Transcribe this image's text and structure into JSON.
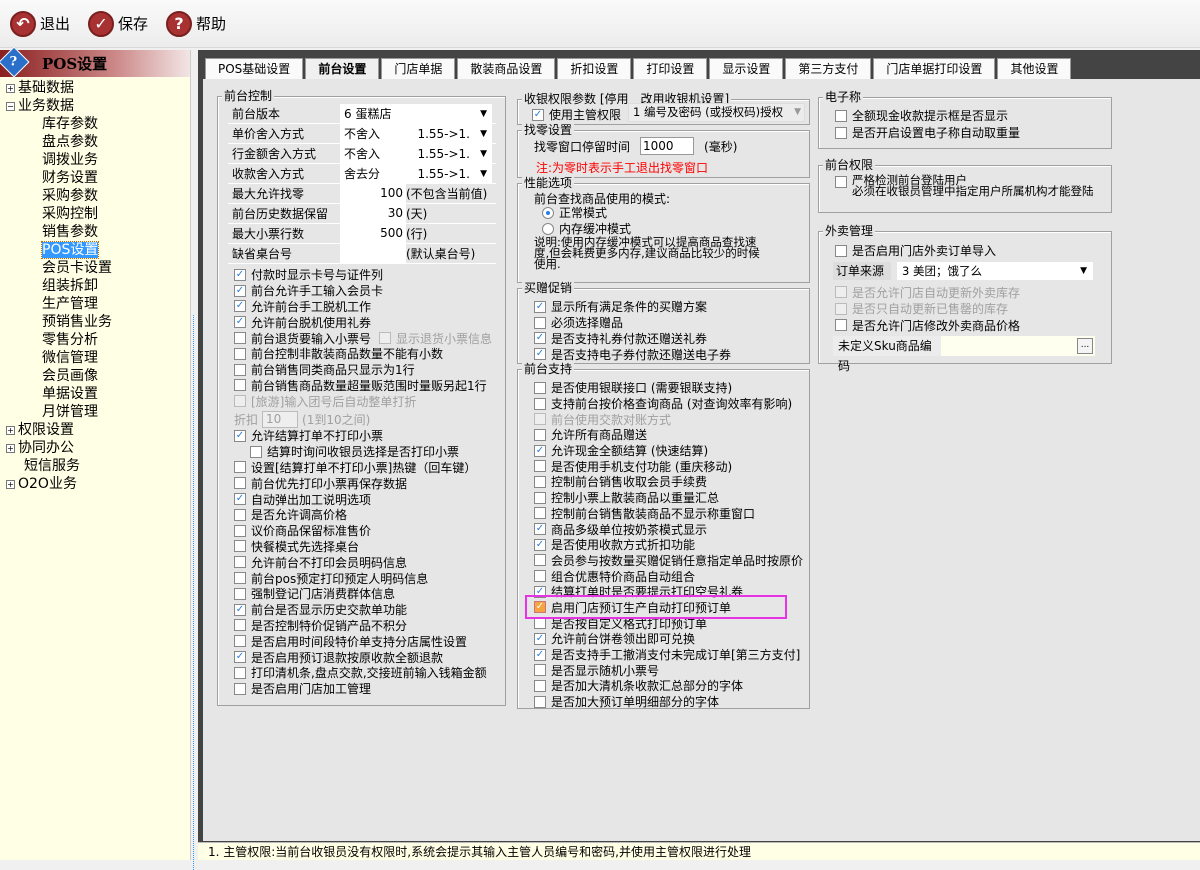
{
  "toolbar": {
    "exit": "退出",
    "save": "保存",
    "help": "帮助"
  },
  "sidebar": {
    "title": "POS设置",
    "items": [
      {
        "label": "基础数据",
        "level": 0,
        "toggle": "+"
      },
      {
        "label": "业务数据",
        "level": 0,
        "toggle": "-"
      },
      {
        "label": "库存参数",
        "level": 1
      },
      {
        "label": "盘点参数",
        "level": 1
      },
      {
        "label": "调拨业务",
        "level": 1
      },
      {
        "label": "财务设置",
        "level": 1
      },
      {
        "label": "采购参数",
        "level": 1
      },
      {
        "label": "采购控制",
        "level": 1
      },
      {
        "label": "销售参数",
        "level": 1
      },
      {
        "label": "POS设置",
        "level": 1,
        "selected": true
      },
      {
        "label": "会员卡设置",
        "level": 1
      },
      {
        "label": "组装拆卸",
        "level": 1
      },
      {
        "label": "生产管理",
        "level": 1
      },
      {
        "label": "预销售业务",
        "level": 1
      },
      {
        "label": "零售分析",
        "level": 1
      },
      {
        "label": "微信管理",
        "level": 1
      },
      {
        "label": "会员画像",
        "level": 1
      },
      {
        "label": "单据设置",
        "level": 1
      },
      {
        "label": "月饼管理",
        "level": 1
      },
      {
        "label": "权限设置",
        "level": 0,
        "toggle": "+"
      },
      {
        "label": "协同办公",
        "level": 0,
        "toggle": "+"
      },
      {
        "label": "短信服务",
        "level": 0
      },
      {
        "label": "O2O业务",
        "level": 0,
        "toggle": "+"
      }
    ]
  },
  "tabs": [
    {
      "label": "POS基础设置"
    },
    {
      "label": "前台设置",
      "active": true
    },
    {
      "label": "门店单据"
    },
    {
      "label": "散装商品设置"
    },
    {
      "label": "折扣设置"
    },
    {
      "label": "打印设置"
    },
    {
      "label": "显示设置"
    },
    {
      "label": "第三方支付"
    },
    {
      "label": "门店单据打印设置"
    },
    {
      "label": "其他设置"
    }
  ],
  "front_control": {
    "title": "前台控制",
    "fields": [
      {
        "label": "前台版本",
        "value": "6 蛋糕店",
        "right": ""
      },
      {
        "label": "单价舍入方式",
        "value": "不舍入",
        "right": "1.55->1."
      },
      {
        "label": "行金额舍入方式",
        "value": "不舍入",
        "right": "1.55->1."
      },
      {
        "label": "收款舍入方式",
        "value": "舍去分",
        "right": "1.55->1."
      }
    ],
    "numbers": [
      {
        "label": "最大允许找零",
        "value": "100",
        "unit": "(不包含当前值)"
      },
      {
        "label": "前台历史数据保留",
        "value": "30",
        "unit": "(天)"
      },
      {
        "label": "最大小票行数",
        "value": "500",
        "unit": "(行)"
      },
      {
        "label": "缺省桌台号",
        "value": "",
        "unit": "(默认桌台号)"
      }
    ],
    "checks_a": [
      {
        "label": "付款时显示卡号与证件列",
        "checked": true
      },
      {
        "label": "前台允许手工输入会员卡",
        "checked": true
      },
      {
        "label": "允许前台手工脱机工作",
        "checked": true
      },
      {
        "label": "允许前台脱机使用礼券",
        "checked": true
      },
      {
        "label": "前台退货要输入小票号",
        "checked": false,
        "extra": "显示退货小票信息"
      },
      {
        "label": "前台控制非散装商品数量不能有小数",
        "checked": false
      },
      {
        "label": "前台销售同类商品只显示为1行",
        "checked": false
      },
      {
        "label": "前台销售商品数量超量贩范围时量贩另起1行",
        "checked": false
      },
      {
        "label": "[旅游]输入团号后自动整单打折",
        "checked": false,
        "disabled": true
      }
    ],
    "discount": {
      "label": "折扣",
      "value": "10",
      "hint": "(1到10之间)"
    },
    "checks_b": [
      {
        "label": "允许结算打单不打印小票",
        "checked": true
      },
      {
        "label": "结算时询问收银员选择是否打印小票",
        "checked": false,
        "indent": true
      },
      {
        "label": "设置[结算打单不打印小票]热键（回车键）",
        "checked": false
      },
      {
        "label": "前台优先打印小票再保存数据",
        "checked": false
      },
      {
        "label": "自动弹出加工说明选项",
        "checked": true
      },
      {
        "label": "是否允许调高价格",
        "checked": false
      },
      {
        "label": "议价商品保留标准售价",
        "checked": false
      },
      {
        "label": "快餐模式先选择桌台",
        "checked": false
      },
      {
        "label": "允许前台不打印会员明码信息",
        "checked": false
      },
      {
        "label": "前台pos预定打印预定人明码信息",
        "checked": false
      },
      {
        "label": "强制登记门店消费群体信息",
        "checked": false
      },
      {
        "label": "前台是否显示历史交款单功能",
        "checked": true
      },
      {
        "label": "是否控制特价促销产品不积分",
        "checked": false
      },
      {
        "label": "是否启用时间段特价单支持分店属性设置",
        "checked": false
      },
      {
        "label": "是否启用预订退款按原收款全额退款",
        "checked": true
      },
      {
        "label": "打印清机条,盘点交款,交接班前输入钱箱金额",
        "checked": false
      },
      {
        "label": "是否启用门店加工管理",
        "checked": false
      }
    ]
  },
  "cashier_perm": {
    "title": "收银权限参数 [停用　改用收银机设置]",
    "check": "使用主管权限",
    "checked": true,
    "select": "1 编号及密码 (或授权码)授权"
  },
  "change": {
    "title": "找零设置",
    "label": "找零窗口停留时间",
    "value": "1000",
    "unit": "(毫秒)",
    "note": "注:为零时表示手工退出找零窗口",
    "note_color": "#ff0000"
  },
  "perf": {
    "title": "性能选项",
    "prompt": "前台查找商品使用的模式:",
    "options": [
      {
        "label": "正常模式",
        "selected": true
      },
      {
        "label": "内存缓冲模式",
        "selected": false
      }
    ],
    "desc": "说明:使用内存缓冲模式可以提高商品查找速度,但会耗费更多内存,建议商品比较少的时候使用."
  },
  "promo": {
    "title": "买赠促销",
    "items": [
      {
        "label": "显示所有满足条件的买赠方案",
        "checked": true
      },
      {
        "label": "必须选择赠品",
        "checked": false
      },
      {
        "label": "是否支持礼券付款还赠送礼券",
        "checked": true
      },
      {
        "label": "是否支持电子券付款还赠送电子券",
        "checked": true
      }
    ]
  },
  "support": {
    "title": "前台支持",
    "items": [
      {
        "label": "是否使用银联接口 (需要银联支持)",
        "checked": false
      },
      {
        "label": "支持前台按价格查询商品 (对查询效率有影响)",
        "checked": false
      },
      {
        "label": "前台使用交款对账方式",
        "checked": false,
        "disabled": true
      },
      {
        "label": "允许所有商品赠送",
        "checked": false
      },
      {
        "label": "允许现金全额结算 (快速结算)",
        "checked": true
      },
      {
        "label": "是否使用手机支付功能 (重庆移动)",
        "checked": false
      },
      {
        "label": "控制前台销售收取会员手续费",
        "checked": false
      },
      {
        "label": "控制小票上散装商品以重量汇总",
        "checked": false
      },
      {
        "label": "控制前台销售散装商品不显示称重窗口",
        "checked": false
      },
      {
        "label": "商品多级单位按奶茶模式显示",
        "checked": true
      },
      {
        "label": "是否使用收款方式折扣功能",
        "checked": true
      },
      {
        "label": "会员参与按数量买赠促销任意指定单品时按原价",
        "checked": false
      },
      {
        "label": "组合优惠特价商品自动组合",
        "checked": false
      },
      {
        "label": "结算打单时是否要提示打印空号礼券",
        "checked": true
      },
      {
        "label": "启用门店预订生产自动打印预订单",
        "checked": true,
        "highlight": true
      },
      {
        "label": "是否按自定义格式打印预订单",
        "checked": false
      },
      {
        "label": "允许前台饼卷领出即可兑换",
        "checked": true
      },
      {
        "label": "是否支持手工撤消支付未完成订单[第三方支付]",
        "checked": true
      },
      {
        "label": "是否显示随机小票号",
        "checked": false
      },
      {
        "label": "是否加大清机条收款汇总部分的字体",
        "checked": false
      },
      {
        "label": "是否加大预订单明细部分的字体",
        "checked": false
      }
    ]
  },
  "scale": {
    "title": "电子称",
    "items": [
      {
        "label": "全额现金收款提示框是否显示",
        "checked": false
      },
      {
        "label": "是否开启设置电子称自动取重量",
        "checked": false
      }
    ]
  },
  "front_perm": {
    "title": "前台权限",
    "check": "严格检测前台登陆用户",
    "line2": "必须在收银员管理中指定用户所属机构才能登陆",
    "checked": false
  },
  "takeout": {
    "title": "外卖管理",
    "import": {
      "label": "是否启用门店外卖订单导入",
      "checked": false
    },
    "source_label": "订单来源",
    "source_value": "3 美团；饿了么",
    "items": [
      {
        "label": "是否允许门店自动更新外卖库存",
        "checked": false,
        "disabled": true
      },
      {
        "label": "是否只自动更新已售罄的库存",
        "checked": false,
        "disabled": true
      },
      {
        "label": "是否允许门店修改外卖商品价格",
        "checked": false
      }
    ],
    "sku_label": "未定义Sku商品编码",
    "sku_value": "",
    "sku_button": "..."
  },
  "footer": "1. 主管权限:当前台收银员没有权限时,系统会提示其输入主管人员编号和密码,并使用主管权限进行处理"
}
__________________________________________________
Check the data for the word "unit" and pull out the lines that have it.

        "unit": "(不包含当前值)"
        "unit": "(天)"
        "unit": "(行)"
        "unit": "(默认桌台号)"
    "unit": "(毫秒)",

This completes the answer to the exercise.